** Start **

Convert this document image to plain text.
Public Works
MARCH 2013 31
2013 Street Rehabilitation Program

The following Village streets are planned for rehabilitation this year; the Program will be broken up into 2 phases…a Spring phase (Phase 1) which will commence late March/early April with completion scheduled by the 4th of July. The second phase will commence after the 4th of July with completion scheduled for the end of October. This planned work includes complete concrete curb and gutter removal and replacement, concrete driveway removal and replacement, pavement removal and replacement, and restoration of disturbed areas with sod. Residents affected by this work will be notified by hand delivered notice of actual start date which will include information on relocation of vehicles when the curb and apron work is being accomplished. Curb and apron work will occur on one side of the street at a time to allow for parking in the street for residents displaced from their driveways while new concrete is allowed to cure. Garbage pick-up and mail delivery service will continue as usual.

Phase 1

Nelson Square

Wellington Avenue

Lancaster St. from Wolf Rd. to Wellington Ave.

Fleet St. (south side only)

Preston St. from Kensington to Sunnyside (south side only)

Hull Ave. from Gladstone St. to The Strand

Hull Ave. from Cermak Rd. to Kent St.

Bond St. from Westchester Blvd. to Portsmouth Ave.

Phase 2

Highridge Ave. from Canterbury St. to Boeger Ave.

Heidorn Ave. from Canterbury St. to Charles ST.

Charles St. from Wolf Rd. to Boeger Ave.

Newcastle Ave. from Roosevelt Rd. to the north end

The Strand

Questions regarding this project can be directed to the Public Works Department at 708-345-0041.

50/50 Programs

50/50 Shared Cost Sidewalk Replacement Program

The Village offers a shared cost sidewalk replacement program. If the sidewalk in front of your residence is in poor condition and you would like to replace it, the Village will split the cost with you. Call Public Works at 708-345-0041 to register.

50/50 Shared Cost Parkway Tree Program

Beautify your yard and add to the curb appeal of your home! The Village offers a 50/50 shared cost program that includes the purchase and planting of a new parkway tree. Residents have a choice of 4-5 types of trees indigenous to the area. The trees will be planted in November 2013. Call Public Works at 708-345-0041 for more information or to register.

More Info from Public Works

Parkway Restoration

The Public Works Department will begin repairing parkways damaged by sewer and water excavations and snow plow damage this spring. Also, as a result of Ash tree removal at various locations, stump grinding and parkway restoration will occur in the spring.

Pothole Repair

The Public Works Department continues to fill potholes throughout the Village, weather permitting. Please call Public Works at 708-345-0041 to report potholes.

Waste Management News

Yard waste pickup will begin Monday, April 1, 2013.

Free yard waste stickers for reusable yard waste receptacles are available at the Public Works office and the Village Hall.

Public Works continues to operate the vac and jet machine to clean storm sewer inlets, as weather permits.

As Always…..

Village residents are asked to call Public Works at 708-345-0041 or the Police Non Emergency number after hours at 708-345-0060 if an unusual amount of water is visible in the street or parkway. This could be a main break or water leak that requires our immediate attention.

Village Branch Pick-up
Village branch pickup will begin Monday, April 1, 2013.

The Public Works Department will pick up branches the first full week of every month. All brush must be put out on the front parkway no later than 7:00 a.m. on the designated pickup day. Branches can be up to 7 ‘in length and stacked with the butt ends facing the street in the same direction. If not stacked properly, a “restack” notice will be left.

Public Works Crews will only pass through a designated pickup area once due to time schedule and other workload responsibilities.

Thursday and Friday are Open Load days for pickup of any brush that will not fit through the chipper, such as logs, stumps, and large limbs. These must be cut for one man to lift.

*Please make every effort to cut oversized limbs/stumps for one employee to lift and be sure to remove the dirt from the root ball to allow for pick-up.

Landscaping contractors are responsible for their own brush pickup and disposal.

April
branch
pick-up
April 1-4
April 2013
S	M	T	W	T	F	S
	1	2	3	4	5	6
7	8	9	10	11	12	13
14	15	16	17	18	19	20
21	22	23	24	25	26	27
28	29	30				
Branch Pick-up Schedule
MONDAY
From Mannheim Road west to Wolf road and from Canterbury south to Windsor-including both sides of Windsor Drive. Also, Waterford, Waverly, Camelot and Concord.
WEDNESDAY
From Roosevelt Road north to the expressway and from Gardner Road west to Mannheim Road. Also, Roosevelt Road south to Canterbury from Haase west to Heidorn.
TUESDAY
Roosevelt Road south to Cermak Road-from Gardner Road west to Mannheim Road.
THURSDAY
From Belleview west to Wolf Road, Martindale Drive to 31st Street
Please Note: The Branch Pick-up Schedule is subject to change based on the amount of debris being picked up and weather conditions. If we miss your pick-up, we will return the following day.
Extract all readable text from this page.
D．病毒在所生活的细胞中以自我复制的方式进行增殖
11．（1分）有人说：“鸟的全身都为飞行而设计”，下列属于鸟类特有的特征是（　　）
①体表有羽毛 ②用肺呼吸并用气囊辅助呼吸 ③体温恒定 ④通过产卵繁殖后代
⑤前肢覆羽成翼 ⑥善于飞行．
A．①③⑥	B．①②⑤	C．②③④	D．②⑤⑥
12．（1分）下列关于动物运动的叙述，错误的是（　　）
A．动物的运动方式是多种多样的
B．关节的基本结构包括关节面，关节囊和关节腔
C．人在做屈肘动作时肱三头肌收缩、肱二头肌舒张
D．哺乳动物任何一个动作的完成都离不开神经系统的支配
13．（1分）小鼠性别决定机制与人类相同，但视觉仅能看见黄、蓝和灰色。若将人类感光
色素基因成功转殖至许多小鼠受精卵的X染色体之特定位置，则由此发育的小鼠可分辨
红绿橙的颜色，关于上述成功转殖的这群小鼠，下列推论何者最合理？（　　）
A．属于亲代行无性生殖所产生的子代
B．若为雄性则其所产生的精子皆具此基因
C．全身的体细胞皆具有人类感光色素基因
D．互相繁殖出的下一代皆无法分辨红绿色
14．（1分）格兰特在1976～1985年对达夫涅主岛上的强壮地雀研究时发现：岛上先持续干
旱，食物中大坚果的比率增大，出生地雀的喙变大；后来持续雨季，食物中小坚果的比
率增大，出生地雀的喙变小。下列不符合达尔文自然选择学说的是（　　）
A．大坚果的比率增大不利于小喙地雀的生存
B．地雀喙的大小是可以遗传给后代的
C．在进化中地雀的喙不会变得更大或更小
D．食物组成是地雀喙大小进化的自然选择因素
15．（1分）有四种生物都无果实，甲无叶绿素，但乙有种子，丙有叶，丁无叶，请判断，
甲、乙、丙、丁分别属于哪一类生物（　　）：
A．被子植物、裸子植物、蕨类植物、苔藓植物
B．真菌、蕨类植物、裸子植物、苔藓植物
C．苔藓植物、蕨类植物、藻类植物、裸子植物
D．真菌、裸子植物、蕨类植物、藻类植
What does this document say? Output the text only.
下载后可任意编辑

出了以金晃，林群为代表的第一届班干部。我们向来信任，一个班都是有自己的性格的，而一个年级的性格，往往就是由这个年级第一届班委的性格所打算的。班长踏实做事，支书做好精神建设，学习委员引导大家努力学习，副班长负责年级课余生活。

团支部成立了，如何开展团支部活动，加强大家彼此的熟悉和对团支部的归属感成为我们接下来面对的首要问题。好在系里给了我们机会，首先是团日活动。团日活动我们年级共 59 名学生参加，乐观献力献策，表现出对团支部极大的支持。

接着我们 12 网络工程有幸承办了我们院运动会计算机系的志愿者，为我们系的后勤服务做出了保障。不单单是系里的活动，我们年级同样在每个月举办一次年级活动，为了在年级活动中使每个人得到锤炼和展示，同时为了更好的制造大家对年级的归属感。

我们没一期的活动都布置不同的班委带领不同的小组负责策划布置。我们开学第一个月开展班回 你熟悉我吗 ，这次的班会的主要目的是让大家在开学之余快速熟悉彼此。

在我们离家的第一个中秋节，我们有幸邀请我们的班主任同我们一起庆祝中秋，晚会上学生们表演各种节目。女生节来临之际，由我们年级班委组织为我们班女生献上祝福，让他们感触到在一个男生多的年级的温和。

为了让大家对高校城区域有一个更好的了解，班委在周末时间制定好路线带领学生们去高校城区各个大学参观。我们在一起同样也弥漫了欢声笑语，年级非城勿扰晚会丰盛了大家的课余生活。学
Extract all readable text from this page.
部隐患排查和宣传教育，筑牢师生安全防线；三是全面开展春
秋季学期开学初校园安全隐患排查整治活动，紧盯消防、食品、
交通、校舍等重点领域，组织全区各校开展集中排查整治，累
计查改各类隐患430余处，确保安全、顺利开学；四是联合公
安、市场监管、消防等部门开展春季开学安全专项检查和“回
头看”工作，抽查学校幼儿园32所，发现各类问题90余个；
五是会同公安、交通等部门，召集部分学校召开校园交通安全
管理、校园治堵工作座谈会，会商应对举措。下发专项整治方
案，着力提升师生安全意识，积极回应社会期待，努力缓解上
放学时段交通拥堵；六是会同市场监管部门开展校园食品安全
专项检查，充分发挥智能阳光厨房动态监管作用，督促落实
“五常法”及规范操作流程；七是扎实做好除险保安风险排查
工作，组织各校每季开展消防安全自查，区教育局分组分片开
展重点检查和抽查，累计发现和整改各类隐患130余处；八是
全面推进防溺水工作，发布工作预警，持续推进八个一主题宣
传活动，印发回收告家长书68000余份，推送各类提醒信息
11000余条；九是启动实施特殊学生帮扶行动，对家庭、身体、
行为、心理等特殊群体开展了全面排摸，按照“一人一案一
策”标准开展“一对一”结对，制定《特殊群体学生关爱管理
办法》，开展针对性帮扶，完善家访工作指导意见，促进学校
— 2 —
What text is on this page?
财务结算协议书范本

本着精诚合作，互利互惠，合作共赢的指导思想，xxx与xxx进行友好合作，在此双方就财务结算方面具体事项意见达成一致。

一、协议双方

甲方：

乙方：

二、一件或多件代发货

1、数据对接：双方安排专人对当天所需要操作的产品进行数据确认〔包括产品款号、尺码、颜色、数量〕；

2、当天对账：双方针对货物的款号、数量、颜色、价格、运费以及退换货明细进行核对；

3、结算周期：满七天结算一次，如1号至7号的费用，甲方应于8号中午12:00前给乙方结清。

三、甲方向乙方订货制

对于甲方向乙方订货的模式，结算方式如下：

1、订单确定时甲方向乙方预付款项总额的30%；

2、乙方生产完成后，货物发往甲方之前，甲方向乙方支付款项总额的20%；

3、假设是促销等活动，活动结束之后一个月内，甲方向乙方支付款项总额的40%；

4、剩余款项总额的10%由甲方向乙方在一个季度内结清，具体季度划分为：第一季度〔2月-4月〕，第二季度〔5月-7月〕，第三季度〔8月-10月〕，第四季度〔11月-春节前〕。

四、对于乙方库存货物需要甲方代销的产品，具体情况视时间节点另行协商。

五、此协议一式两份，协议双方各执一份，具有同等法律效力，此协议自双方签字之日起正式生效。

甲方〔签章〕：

** End **

**Problem**: Count how many lines of the material hold the string "your". Give the number and nothing more.

**Solution**: 3